GIVEN INSTRUCTION: Format every line of the data below as a numbered list, omitting blank lines.

INFORMATION PROVIDED:
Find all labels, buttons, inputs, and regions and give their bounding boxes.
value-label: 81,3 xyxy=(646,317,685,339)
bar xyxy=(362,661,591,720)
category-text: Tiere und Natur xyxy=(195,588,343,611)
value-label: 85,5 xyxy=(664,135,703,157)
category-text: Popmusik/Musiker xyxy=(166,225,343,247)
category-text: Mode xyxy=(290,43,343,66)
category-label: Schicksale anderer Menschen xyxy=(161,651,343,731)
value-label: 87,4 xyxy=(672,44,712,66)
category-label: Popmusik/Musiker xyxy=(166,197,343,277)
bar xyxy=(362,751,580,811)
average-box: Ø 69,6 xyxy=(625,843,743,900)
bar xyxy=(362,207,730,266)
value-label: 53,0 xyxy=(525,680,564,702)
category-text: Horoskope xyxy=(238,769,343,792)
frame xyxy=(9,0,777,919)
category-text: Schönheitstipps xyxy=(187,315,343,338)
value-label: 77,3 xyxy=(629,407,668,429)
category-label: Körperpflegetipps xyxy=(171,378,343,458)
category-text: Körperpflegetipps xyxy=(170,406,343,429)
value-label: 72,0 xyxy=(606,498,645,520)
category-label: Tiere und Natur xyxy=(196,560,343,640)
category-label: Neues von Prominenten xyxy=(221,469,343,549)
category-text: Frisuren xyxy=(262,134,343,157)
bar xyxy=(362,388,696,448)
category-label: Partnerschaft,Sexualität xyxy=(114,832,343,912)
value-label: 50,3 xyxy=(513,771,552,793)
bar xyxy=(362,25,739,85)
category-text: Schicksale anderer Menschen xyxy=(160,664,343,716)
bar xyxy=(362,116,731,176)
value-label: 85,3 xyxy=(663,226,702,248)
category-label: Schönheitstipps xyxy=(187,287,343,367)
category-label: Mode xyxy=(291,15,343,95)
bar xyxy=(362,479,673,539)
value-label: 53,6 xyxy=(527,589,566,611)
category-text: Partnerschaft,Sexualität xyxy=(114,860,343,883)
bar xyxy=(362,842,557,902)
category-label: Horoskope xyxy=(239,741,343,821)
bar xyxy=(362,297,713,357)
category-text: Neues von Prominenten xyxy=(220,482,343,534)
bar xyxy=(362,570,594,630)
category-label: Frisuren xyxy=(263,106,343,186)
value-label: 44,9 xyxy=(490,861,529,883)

EXPECTED ANSWER:
1. Find all labels, buttons, inputs, and regions and give their bounding boxes.
2. value-label: 81,3 xyxy=(646,317,685,339)
3. bar xyxy=(362,661,591,720)
4. category-text: Tiere und Natur xyxy=(195,588,343,611)
5. value-label: 85,5 xyxy=(664,135,703,157)
6. category-text: Popmusik/Musiker xyxy=(166,225,343,247)
7. category-text: Mode xyxy=(290,43,343,66)
8. category-label: Schicksale anderer Menschen xyxy=(161,651,343,731)
9. value-label: 87,4 xyxy=(672,44,712,66)
10. category-label: Popmusik/Musiker xyxy=(166,197,343,277)
11. bar xyxy=(362,751,580,811)
12. average-box: Ø 69,6 xyxy=(625,843,743,900)
13. bar xyxy=(362,207,730,266)
14. value-label: 53,0 xyxy=(525,680,564,702)
15. category-text: Horoskope xyxy=(238,769,343,792)
16. frame xyxy=(9,0,777,919)
17. category-text: Schönheitstipps xyxy=(187,315,343,338)
18. value-label: 77,3 xyxy=(629,407,668,429)
19. category-label: Körperpflegetipps xyxy=(171,378,343,458)
20. category-text: Körperpflegetipps xyxy=(170,406,343,429)
21. value-label: 72,0 xyxy=(606,498,645,520)
22. category-label: Tiere und Natur xyxy=(196,560,343,640)
23. category-label: Neues von Prominenten xyxy=(221,469,343,549)
24. category-text: Frisuren xyxy=(262,134,343,157)
25. bar xyxy=(362,388,696,448)
26. category-label: Partnerschaft,Sexualität xyxy=(114,832,343,912)
27. value-label: 50,3 xyxy=(513,771,552,793)
28. bar xyxy=(362,25,739,85)
29. category-text: Schicksale anderer Menschen xyxy=(160,664,343,716)
30. bar xyxy=(362,116,731,176)
31. value-label: 85,3 xyxy=(663,226,702,248)
32. category-label: Schönheitstipps xyxy=(187,287,343,367)
33. category-label: Mode xyxy=(291,15,343,95)
34. bar xyxy=(362,479,673,539)
35. value-label: 53,6 xyxy=(527,589,566,611)
36. category-text: Partnerschaft,Sexualität xyxy=(114,860,343,883)
37. bar xyxy=(362,842,557,902)
38. category-label: Horoskope xyxy=(239,741,343,821)
39. bar xyxy=(362,297,713,357)
40. category-text: Neues von Prominenten xyxy=(220,482,343,534)
41. bar xyxy=(362,570,594,630)
42. category-label: Frisuren xyxy=(263,106,343,186)
43. value-label: 44,9 xyxy=(490,861,529,883)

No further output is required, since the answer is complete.